* What is expected *
Extract the records below word for word and ignore the images.

* Entries provided *
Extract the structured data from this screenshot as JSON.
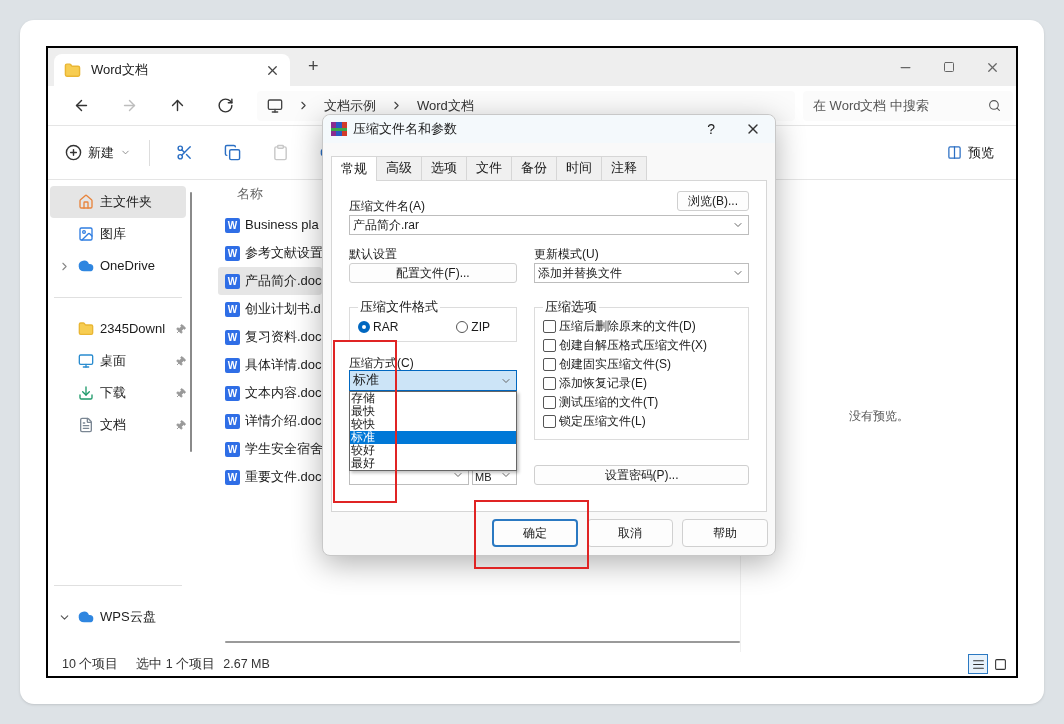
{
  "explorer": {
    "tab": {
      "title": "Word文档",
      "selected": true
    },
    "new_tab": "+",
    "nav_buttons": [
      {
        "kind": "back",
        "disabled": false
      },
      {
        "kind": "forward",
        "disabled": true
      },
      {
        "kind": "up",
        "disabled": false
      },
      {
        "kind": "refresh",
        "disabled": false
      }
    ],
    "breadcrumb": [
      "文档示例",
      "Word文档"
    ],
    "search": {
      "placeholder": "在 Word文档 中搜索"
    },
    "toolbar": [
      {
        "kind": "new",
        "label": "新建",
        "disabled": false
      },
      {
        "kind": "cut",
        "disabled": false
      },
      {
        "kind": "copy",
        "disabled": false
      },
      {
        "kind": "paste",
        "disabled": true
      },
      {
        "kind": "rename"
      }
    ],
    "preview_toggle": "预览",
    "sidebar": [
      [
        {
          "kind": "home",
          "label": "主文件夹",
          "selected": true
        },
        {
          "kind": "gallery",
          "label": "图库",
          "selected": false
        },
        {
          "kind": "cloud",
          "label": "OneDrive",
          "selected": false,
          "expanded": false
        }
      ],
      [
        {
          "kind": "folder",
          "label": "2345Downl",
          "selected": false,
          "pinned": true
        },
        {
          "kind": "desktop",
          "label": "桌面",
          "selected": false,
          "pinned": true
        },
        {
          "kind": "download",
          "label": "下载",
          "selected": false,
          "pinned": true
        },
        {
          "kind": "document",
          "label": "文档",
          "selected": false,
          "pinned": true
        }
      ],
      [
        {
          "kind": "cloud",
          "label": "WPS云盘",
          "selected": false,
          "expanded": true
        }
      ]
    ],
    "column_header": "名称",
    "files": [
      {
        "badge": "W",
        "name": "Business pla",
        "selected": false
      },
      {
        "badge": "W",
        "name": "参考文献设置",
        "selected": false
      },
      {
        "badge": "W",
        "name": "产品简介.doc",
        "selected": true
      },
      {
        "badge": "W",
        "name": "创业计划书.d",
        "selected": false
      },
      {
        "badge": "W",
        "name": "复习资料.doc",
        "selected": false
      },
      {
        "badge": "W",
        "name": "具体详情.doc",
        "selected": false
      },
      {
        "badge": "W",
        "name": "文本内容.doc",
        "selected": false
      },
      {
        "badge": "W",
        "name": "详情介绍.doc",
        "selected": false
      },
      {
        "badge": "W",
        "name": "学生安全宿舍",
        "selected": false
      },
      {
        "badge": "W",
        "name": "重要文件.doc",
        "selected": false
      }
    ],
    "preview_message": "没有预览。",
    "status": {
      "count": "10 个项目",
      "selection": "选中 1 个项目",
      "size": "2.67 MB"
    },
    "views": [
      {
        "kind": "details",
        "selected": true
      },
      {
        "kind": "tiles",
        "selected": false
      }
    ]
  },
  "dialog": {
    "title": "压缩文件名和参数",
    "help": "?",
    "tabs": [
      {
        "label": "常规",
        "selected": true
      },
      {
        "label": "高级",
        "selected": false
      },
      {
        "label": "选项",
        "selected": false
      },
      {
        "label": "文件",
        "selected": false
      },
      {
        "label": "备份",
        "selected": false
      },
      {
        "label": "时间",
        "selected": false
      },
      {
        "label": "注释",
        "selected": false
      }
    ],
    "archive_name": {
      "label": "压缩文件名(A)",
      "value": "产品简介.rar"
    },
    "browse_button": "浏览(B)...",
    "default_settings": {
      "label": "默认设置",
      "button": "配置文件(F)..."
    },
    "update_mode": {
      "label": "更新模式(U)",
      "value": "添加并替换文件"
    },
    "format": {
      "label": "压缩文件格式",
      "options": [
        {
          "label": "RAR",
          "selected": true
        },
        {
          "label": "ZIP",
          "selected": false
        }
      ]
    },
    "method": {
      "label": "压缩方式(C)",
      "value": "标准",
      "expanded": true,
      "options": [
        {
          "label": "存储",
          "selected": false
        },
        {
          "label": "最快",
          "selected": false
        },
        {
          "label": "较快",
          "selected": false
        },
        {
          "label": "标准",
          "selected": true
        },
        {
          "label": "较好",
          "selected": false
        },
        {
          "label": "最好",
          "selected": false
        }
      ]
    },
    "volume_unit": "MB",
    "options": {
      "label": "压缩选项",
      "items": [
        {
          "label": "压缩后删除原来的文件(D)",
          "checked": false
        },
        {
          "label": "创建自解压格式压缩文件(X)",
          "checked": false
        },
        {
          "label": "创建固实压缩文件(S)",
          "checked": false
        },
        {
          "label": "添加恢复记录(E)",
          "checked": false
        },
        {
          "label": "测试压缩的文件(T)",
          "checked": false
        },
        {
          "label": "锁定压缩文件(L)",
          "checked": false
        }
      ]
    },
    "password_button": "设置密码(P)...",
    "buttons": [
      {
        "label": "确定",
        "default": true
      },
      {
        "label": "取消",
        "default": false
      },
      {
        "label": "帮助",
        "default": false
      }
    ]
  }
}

* Solution for this task *
Extract the structured data from this screenshot as JSON.
{
  "explorer": {
    "tab": {
      "title": "Word文档",
      "selected": true
    },
    "new_tab": "+",
    "nav_buttons": [
      {
        "kind": "back",
        "disabled": false
      },
      {
        "kind": "forward",
        "disabled": true
      },
      {
        "kind": "up",
        "disabled": false
      },
      {
        "kind": "refresh",
        "disabled": false
      }
    ],
    "breadcrumb": [
      "文档示例",
      "Word文档"
    ],
    "search": {
      "placeholder": "在 Word文档 中搜索"
    },
    "toolbar": [
      {
        "kind": "new",
        "label": "新建",
        "disabled": false
      },
      {
        "kind": "cut",
        "disabled": false
      },
      {
        "kind": "copy",
        "disabled": false
      },
      {
        "kind": "paste",
        "disabled": true
      },
      {
        "kind": "rename"
      }
    ],
    "preview_toggle": "预览",
    "sidebar": [
      [
        {
          "kind": "home",
          "label": "主文件夹",
          "selected": true
        },
        {
          "kind": "gallery",
          "label": "图库",
          "selected": false
        },
        {
          "kind": "cloud",
          "label": "OneDrive",
          "selected": false,
          "expanded": false
        }
      ],
      [
        {
          "kind": "folder",
          "label": "2345Downl",
          "selected": false,
          "pinned": true
        },
        {
          "kind": "desktop",
          "label": "桌面",
          "selected": false,
          "pinned": true
        },
        {
          "kind": "download",
          "label": "下载",
          "selected": false,
          "pinned": true
        },
        {
          "kind": "document",
          "label": "文档",
          "selected": false,
          "pinned": true
        }
      ],
      [
        {
          "kind": "cloud",
          "label": "WPS云盘",
          "selected": false,
          "expanded": true
        }
      ]
    ],
    "column_header": "名称",
    "files": [
      {
        "badge": "W",
        "name": "Business pla",
        "selected": false
      },
      {
        "badge": "W",
        "name": "参考文献设置",
        "selected": false
      },
      {
        "badge": "W",
        "name": "产品简介.doc",
        "selected": true
      },
      {
        "badge": "W",
        "name": "创业计划书.d",
        "selected": false
      },
      {
        "badge": "W",
        "name": "复习资料.doc",
        "selected": false
      },
      {
        "badge": "W",
        "name": "具体详情.doc",
        "selected": false
      },
      {
        "badge": "W",
        "name": "文本内容.doc",
        "selected": false
      },
      {
        "badge": "W",
        "name": "详情介绍.doc",
        "selected": false
      },
      {
        "badge": "W",
        "name": "学生安全宿舍",
        "selected": false
      },
      {
        "badge": "W",
        "name": "重要文件.doc",
        "selected": false
      }
    ],
    "preview_message": "没有预览。",
    "status": {
      "count": "10 个项目",
      "selection": "选中 1 个项目",
      "size": "2.67 MB"
    },
    "views": [
      {
        "kind": "details",
        "selected": true
      },
      {
        "kind": "tiles",
        "selected": false
      }
    ]
  },
  "dialog": {
    "title": "压缩文件名和参数",
    "help": "?",
    "tabs": [
      {
        "label": "常规",
        "selected": true
      },
      {
        "label": "高级",
        "selected": false
      },
      {
        "label": "选项",
        "selected": false
      },
      {
        "label": "文件",
        "selected": false
      },
      {
        "label": "备份",
        "selected": false
      },
      {
        "label": "时间",
        "selected": false
      },
      {
        "label": "注释",
        "selected": false
      }
    ],
    "archive_name": {
      "label": "压缩文件名(A)",
      "value": "产品简介.rar"
    },
    "browse_button": "浏览(B)...",
    "default_settings": {
      "label": "默认设置",
      "button": "配置文件(F)..."
    },
    "update_mode": {
      "label": "更新模式(U)",
      "value": "添加并替换文件"
    },
    "format": {
      "label": "压缩文件格式",
      "options": [
        {
          "label": "RAR",
          "selected": true
        },
        {
          "label": "ZIP",
          "selected": false
        }
      ]
    },
    "method": {
      "label": "压缩方式(C)",
      "value": "标准",
      "expanded": true,
      "options": [
        {
          "label": "存储",
          "selected": false
        },
        {
          "label": "最快",
          "selected": false
        },
        {
          "label": "较快",
          "selected": false
        },
        {
          "label": "标准",
          "selected": true
        },
        {
          "label": "较好",
          "selected": false
        },
        {
          "label": "最好",
          "selected": false
        }
      ]
    },
    "volume_unit": "MB",
    "options": {
      "label": "压缩选项",
      "items": [
        {
          "label": "压缩后删除原来的文件(D)",
          "checked": false
        },
        {
          "label": "创建自解压格式压缩文件(X)",
          "checked": false
        },
        {
          "label": "创建固实压缩文件(S)",
          "checked": false
        },
        {
          "label": "添加恢复记录(E)",
          "checked": false
        },
        {
          "label": "测试压缩的文件(T)",
          "checked": false
        },
        {
          "label": "锁定压缩文件(L)",
          "checked": false
        }
      ]
    },
    "password_button": "设置密码(P)...",
    "buttons": [
      {
        "label": "确定",
        "default": true
      },
      {
        "label": "取消",
        "default": false
      },
      {
        "label": "帮助",
        "default": false
      }
    ]
  }
}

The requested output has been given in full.